§ BRIEF
Could you reproduce the passage on the oneness of humankind word for word, between "True religion provides" and "of society itself.", inclusive?

§ PASSAGE
======

True religion provides insights about the nature of humanity and sets forth principles which guide the advance of civilization. At this critical juncture in history, when humanity faces the limits of a social order inadequate to meet the needs of a world that has virtually shrunk to the level of a neighborhood, the foundational spiritual principle of our time is the oneness of humankind. This simple statement represents a profound truth that, once accepted, invalidates all past notions of the superiority of any race, sex, or nationality. This conception of “oneness” involves more than a call for mutual respect and feelings of goodwill between the diverse peoples of the world. Carried to its logical conclusion, the spiritual reality of the “oneness of humanity” necessitates an organic change in the very structure of society itself.

======

§ MATERIAL PROVIDED
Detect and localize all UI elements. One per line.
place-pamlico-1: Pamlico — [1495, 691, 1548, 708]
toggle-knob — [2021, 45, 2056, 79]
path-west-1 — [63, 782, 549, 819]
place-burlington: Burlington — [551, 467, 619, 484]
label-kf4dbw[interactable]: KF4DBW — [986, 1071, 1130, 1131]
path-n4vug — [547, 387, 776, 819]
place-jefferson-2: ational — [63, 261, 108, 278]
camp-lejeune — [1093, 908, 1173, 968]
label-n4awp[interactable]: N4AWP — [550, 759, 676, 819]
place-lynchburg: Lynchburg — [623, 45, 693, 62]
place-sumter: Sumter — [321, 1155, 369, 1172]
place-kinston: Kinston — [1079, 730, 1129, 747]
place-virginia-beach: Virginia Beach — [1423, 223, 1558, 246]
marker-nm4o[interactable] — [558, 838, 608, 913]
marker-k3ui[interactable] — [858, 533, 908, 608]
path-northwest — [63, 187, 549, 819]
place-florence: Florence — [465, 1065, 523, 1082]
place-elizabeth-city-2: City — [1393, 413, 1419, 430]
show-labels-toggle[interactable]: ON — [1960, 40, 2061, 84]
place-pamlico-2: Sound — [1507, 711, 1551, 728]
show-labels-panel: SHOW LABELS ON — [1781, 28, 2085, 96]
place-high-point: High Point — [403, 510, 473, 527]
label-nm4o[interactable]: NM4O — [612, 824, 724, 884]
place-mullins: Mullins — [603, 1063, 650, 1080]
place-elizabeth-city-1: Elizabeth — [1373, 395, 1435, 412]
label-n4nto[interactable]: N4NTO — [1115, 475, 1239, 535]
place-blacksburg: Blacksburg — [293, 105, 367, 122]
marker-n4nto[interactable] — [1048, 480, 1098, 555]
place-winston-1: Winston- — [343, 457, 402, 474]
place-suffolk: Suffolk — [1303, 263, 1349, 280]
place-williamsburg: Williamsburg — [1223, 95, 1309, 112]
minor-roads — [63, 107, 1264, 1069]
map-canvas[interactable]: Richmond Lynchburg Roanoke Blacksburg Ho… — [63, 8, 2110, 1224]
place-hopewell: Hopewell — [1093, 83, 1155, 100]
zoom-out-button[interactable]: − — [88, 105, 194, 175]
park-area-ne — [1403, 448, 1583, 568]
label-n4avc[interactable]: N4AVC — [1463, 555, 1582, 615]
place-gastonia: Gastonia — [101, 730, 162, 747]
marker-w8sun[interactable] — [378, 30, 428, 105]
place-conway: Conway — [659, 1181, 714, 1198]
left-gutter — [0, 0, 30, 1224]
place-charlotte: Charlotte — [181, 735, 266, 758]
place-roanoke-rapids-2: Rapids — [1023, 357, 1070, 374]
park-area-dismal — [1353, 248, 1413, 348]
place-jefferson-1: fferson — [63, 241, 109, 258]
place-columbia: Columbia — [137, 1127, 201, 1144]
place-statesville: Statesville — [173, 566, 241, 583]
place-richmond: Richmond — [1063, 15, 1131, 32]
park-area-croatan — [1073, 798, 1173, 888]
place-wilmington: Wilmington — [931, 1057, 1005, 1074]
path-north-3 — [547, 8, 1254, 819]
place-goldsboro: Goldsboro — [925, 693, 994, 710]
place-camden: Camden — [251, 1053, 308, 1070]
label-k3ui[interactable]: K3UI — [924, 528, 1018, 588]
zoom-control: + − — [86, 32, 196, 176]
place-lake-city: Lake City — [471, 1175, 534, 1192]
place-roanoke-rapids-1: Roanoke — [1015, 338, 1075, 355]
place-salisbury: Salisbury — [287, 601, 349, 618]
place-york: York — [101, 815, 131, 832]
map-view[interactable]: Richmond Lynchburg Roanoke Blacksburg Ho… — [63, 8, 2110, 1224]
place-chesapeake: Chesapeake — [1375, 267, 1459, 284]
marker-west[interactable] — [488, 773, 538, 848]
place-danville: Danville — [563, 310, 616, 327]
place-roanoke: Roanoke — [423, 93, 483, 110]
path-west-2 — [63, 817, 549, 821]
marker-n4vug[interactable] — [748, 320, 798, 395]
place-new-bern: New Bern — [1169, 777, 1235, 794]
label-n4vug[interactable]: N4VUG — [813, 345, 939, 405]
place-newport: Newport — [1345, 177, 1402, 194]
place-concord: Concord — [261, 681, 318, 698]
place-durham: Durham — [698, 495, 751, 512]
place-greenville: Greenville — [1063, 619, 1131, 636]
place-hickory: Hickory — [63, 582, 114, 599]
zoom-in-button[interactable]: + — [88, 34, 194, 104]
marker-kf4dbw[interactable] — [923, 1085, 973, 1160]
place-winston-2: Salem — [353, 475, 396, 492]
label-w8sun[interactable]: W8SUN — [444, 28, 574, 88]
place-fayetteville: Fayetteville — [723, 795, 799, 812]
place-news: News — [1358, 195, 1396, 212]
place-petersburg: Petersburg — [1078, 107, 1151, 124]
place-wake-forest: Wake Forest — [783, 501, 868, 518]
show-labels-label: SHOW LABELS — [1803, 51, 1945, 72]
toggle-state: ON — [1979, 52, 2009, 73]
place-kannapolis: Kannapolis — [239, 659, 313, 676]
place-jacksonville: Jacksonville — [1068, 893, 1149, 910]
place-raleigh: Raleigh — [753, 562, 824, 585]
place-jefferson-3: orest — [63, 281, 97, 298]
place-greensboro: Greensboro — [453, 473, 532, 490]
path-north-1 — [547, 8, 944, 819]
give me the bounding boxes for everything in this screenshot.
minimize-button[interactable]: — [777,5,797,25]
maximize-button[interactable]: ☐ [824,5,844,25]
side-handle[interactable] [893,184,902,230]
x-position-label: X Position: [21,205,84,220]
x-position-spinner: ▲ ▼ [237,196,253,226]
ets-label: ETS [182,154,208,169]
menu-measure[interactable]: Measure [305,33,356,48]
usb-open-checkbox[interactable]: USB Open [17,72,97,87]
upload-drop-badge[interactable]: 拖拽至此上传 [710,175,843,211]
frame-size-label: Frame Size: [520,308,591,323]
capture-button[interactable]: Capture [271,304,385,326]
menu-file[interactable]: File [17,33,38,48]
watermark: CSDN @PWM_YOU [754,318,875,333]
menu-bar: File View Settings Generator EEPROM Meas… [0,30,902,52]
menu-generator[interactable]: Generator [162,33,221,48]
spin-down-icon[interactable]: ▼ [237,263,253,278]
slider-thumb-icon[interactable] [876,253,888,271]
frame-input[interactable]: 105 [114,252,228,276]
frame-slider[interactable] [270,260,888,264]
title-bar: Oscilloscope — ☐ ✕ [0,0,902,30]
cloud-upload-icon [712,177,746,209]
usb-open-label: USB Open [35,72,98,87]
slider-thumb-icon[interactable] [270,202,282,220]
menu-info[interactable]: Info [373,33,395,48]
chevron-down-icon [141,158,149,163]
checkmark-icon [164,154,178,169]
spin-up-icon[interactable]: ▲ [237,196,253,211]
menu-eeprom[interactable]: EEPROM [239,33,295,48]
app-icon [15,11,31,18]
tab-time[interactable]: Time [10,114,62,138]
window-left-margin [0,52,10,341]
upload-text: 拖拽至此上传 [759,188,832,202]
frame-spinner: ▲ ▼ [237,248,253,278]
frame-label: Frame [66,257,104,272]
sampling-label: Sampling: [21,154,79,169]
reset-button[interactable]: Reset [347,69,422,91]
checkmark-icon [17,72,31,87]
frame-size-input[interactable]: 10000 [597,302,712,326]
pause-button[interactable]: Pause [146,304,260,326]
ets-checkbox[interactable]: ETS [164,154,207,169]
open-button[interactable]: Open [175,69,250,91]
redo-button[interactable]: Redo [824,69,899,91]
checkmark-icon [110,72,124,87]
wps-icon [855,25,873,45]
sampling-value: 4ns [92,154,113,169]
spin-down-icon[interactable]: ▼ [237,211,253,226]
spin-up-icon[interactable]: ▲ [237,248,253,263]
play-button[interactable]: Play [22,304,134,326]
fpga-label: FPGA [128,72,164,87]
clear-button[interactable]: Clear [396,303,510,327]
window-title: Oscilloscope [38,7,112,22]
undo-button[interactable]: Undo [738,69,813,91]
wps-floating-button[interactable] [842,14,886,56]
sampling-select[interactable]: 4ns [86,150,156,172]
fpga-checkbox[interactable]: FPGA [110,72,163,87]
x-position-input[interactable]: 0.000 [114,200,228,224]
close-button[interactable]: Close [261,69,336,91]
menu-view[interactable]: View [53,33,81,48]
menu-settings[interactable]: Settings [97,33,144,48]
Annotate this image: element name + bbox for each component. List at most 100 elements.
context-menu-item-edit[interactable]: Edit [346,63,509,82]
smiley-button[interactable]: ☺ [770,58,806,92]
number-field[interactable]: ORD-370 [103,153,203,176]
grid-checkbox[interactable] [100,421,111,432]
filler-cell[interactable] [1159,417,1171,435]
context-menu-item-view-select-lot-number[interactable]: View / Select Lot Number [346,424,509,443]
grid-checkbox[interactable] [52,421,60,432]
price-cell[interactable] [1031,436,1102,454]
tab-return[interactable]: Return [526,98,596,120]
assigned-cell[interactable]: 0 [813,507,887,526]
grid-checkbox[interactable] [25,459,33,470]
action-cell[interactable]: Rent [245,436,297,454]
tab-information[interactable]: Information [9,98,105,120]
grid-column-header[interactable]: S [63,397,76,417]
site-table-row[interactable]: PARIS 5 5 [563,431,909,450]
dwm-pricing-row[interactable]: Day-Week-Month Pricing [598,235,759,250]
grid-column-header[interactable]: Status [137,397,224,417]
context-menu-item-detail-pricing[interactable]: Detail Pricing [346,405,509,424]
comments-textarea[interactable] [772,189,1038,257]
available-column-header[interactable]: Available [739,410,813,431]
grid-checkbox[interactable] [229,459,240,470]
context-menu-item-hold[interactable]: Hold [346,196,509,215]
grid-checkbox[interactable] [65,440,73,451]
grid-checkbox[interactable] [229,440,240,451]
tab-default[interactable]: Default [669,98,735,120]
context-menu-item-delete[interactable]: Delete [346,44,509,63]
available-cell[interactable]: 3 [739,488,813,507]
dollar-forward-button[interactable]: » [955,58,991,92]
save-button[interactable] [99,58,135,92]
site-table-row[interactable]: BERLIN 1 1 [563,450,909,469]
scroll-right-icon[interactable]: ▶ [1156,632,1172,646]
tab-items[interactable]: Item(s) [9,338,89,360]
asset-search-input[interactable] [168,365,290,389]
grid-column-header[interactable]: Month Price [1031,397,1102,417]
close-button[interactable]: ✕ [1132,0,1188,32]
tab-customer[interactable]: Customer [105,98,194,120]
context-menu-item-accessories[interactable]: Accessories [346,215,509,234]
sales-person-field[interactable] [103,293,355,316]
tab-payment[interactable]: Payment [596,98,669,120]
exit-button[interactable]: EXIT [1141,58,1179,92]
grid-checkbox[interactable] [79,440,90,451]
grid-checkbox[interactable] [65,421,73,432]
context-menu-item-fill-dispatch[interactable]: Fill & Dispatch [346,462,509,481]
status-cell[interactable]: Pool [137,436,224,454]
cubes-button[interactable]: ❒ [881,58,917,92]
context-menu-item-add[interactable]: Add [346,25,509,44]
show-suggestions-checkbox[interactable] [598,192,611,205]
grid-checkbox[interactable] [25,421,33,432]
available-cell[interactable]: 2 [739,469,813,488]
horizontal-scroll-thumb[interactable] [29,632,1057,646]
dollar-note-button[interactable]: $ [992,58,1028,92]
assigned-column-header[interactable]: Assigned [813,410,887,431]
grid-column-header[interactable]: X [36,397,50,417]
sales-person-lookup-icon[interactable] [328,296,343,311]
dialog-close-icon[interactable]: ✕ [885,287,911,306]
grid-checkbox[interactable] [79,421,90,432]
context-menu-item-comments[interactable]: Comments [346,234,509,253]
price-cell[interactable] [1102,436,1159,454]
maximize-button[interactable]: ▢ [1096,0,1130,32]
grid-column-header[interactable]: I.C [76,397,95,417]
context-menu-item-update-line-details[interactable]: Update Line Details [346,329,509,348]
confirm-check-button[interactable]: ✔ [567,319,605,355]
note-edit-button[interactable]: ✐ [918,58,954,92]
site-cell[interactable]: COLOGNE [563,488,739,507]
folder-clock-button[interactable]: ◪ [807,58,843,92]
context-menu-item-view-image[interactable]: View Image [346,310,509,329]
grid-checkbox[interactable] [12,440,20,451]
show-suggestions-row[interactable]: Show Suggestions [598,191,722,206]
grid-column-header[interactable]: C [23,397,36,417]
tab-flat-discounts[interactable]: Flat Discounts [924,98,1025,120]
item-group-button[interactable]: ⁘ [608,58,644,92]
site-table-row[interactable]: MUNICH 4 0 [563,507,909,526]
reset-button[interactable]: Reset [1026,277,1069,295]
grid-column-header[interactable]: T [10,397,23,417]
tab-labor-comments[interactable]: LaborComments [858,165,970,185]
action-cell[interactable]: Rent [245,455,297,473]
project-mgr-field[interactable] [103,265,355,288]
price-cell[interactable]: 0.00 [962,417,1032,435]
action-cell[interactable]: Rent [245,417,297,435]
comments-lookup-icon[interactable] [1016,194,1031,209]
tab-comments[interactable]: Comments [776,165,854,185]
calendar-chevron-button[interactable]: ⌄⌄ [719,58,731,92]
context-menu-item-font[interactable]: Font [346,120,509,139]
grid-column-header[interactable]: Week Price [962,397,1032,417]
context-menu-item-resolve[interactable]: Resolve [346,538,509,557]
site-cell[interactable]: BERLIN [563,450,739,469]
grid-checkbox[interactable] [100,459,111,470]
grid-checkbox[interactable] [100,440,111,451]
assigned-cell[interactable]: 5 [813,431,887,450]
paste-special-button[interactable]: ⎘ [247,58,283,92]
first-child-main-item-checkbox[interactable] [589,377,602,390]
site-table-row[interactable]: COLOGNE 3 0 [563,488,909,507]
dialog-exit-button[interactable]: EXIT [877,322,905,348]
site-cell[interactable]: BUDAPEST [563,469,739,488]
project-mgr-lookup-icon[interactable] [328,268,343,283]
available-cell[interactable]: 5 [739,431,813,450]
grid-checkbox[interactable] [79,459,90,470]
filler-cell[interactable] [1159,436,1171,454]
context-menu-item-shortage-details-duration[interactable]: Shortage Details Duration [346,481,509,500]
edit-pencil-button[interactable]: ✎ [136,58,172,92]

======

§ TASK RESPONSE
True religion provides insights about the nature of humanity and sets forth principles which guide the advance of civilization. At this critical juncture in history, when humanity faces the limits of a social order inadequate to meet the needs of a world that has virtually shrunk to the level of a neighborhood, the foundational spiritual principle of our time is the oneness of humankind. This simple statement represents a profound truth that, once accepted, invalidates all past notions of the superiority of any race, sex, or nationality. This conception of “oneness” involves more than a call for mutual respect and feelings of goodwill between the diverse peoples of the world. Carried to its logical conclusion, the spiritual reality of the “oneness of humanity” necessitates an organic change in the very structure of society itself.